--- BEGIN Listing ---

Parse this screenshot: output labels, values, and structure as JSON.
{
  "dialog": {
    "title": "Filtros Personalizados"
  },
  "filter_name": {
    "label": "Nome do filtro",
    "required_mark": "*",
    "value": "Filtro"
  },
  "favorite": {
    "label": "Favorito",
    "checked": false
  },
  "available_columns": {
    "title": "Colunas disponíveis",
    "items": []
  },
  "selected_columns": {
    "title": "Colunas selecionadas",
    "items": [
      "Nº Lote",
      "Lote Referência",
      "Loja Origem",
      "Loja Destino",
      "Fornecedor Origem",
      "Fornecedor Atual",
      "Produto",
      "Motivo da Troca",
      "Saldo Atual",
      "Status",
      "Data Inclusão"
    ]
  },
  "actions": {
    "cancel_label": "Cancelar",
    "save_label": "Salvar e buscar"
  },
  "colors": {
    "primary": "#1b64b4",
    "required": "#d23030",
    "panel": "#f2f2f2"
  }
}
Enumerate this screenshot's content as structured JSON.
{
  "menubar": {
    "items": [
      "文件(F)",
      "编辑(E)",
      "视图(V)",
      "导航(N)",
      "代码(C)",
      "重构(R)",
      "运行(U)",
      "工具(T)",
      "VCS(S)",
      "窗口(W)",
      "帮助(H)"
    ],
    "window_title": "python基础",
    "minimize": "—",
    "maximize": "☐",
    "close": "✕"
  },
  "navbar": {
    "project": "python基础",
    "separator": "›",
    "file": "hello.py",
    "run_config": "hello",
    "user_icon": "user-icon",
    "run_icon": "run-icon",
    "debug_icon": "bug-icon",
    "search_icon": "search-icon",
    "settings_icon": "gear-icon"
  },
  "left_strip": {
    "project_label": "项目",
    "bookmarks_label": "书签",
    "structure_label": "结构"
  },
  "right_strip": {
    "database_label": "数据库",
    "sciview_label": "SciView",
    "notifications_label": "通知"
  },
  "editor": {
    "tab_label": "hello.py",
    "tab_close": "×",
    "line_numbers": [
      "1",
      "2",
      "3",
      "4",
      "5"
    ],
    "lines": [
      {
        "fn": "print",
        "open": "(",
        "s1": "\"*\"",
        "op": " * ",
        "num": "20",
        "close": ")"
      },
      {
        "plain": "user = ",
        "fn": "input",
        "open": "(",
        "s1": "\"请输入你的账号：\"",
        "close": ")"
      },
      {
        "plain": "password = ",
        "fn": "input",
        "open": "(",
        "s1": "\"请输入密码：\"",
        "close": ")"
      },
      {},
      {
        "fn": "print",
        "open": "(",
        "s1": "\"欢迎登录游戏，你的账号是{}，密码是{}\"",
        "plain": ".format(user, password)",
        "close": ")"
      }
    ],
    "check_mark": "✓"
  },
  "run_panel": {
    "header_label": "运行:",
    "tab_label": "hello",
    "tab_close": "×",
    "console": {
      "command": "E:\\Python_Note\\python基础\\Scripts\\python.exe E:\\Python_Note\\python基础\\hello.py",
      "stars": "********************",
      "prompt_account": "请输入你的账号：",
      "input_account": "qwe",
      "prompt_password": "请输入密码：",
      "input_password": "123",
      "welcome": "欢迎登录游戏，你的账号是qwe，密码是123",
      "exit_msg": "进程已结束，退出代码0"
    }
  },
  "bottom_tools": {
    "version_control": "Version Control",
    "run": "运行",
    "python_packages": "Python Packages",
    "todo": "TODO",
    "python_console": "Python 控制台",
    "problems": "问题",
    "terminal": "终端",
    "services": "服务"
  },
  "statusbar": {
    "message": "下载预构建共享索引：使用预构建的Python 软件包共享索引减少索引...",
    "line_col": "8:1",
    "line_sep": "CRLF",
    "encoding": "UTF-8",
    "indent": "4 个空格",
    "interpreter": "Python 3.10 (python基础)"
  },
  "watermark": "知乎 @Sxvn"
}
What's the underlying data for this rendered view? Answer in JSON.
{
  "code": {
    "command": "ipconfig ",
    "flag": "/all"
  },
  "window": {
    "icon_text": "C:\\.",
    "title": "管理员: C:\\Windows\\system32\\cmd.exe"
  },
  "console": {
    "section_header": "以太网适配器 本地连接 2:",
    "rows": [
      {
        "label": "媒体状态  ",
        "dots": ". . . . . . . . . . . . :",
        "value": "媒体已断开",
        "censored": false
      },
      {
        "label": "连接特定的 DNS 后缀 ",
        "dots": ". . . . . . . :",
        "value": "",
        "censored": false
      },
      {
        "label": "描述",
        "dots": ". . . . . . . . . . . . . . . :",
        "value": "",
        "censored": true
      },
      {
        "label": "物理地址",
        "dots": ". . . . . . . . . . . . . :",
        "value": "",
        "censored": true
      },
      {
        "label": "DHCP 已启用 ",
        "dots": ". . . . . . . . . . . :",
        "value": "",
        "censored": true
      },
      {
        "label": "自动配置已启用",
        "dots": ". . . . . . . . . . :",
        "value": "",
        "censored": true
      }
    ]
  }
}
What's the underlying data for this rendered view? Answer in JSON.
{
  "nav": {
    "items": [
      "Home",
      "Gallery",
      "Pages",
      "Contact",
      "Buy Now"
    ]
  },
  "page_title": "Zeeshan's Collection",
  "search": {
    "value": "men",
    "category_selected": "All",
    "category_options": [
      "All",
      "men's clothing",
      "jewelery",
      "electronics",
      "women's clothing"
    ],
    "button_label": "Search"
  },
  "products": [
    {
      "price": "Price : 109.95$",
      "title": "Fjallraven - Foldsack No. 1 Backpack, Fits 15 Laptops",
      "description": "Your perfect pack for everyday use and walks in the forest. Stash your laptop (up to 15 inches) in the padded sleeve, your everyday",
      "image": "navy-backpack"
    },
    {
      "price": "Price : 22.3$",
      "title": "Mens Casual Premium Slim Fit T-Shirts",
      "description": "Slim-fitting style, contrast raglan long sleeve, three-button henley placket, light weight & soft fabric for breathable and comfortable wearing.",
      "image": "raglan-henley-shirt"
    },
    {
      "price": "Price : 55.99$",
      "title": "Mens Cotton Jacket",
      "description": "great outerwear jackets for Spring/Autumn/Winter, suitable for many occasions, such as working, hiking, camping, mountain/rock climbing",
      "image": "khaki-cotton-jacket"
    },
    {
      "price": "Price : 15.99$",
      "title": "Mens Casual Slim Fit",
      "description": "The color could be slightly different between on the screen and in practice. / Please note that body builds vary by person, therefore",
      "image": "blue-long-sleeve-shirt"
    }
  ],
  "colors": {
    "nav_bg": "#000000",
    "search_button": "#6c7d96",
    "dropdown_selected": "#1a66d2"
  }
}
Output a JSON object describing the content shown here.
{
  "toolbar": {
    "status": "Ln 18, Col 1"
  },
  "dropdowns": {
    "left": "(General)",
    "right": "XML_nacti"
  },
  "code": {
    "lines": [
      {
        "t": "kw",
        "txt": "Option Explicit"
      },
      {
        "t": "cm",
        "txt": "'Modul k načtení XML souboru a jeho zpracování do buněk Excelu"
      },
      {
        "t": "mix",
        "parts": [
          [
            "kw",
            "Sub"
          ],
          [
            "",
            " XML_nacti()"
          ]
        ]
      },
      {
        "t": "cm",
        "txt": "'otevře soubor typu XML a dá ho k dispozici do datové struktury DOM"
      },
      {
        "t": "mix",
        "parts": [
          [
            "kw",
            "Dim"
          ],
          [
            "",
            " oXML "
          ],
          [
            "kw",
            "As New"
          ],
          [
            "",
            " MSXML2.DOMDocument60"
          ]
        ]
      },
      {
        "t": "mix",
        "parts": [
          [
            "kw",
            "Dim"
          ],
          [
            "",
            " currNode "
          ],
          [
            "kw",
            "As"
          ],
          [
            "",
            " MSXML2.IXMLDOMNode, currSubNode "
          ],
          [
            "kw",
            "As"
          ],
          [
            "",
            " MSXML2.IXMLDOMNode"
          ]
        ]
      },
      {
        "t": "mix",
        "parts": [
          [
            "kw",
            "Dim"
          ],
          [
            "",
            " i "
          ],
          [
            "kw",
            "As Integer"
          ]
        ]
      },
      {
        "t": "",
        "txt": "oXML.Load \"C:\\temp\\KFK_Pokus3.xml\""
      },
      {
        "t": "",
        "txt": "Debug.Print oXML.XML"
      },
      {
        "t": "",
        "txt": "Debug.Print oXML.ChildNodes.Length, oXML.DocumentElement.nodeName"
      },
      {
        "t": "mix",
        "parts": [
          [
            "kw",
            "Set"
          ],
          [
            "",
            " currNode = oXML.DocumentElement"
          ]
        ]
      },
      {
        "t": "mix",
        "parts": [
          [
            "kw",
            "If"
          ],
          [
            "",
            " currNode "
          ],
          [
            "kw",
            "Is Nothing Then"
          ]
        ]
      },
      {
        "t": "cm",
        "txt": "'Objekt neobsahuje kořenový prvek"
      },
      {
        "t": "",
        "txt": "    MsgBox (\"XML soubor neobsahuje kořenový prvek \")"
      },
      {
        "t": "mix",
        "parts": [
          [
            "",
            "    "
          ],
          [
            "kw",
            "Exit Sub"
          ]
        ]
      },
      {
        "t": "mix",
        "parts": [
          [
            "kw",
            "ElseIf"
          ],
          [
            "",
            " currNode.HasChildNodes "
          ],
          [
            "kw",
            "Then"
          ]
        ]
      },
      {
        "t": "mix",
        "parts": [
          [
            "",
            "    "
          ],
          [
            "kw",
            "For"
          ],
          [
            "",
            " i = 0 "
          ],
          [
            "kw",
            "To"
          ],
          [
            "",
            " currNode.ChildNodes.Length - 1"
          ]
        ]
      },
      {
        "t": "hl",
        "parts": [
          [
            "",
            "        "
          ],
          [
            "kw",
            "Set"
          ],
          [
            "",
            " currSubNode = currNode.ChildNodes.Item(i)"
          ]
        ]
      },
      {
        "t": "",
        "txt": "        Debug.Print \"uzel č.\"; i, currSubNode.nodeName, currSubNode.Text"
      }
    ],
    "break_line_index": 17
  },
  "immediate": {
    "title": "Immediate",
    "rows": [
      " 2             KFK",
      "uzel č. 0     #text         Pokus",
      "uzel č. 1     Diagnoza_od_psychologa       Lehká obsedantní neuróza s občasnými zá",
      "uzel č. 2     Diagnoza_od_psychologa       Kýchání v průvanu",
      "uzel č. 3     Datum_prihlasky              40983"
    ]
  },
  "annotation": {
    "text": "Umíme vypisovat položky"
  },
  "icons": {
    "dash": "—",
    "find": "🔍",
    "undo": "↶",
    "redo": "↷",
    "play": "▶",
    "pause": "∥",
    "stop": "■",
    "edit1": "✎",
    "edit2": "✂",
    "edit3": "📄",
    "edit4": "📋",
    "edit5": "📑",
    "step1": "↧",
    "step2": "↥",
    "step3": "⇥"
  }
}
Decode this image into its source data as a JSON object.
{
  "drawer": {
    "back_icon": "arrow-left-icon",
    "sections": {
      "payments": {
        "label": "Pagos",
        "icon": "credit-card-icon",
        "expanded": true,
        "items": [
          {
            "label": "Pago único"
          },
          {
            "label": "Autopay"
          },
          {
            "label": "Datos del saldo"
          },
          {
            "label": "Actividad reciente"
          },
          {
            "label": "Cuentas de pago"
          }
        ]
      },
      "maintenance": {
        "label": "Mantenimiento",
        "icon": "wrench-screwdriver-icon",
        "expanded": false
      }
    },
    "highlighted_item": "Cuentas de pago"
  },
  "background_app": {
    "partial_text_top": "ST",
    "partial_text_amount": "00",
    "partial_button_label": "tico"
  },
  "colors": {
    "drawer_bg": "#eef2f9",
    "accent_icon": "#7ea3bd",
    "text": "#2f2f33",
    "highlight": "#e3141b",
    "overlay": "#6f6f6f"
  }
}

--- END Listing ---

Task goal ::
From the data, list each line in which the string "Casual" appears.

Exercise output ::
      "title": "Mens Casual Premium Slim Fit T-Shirts",
      "title": "Mens Casual Slim Fit",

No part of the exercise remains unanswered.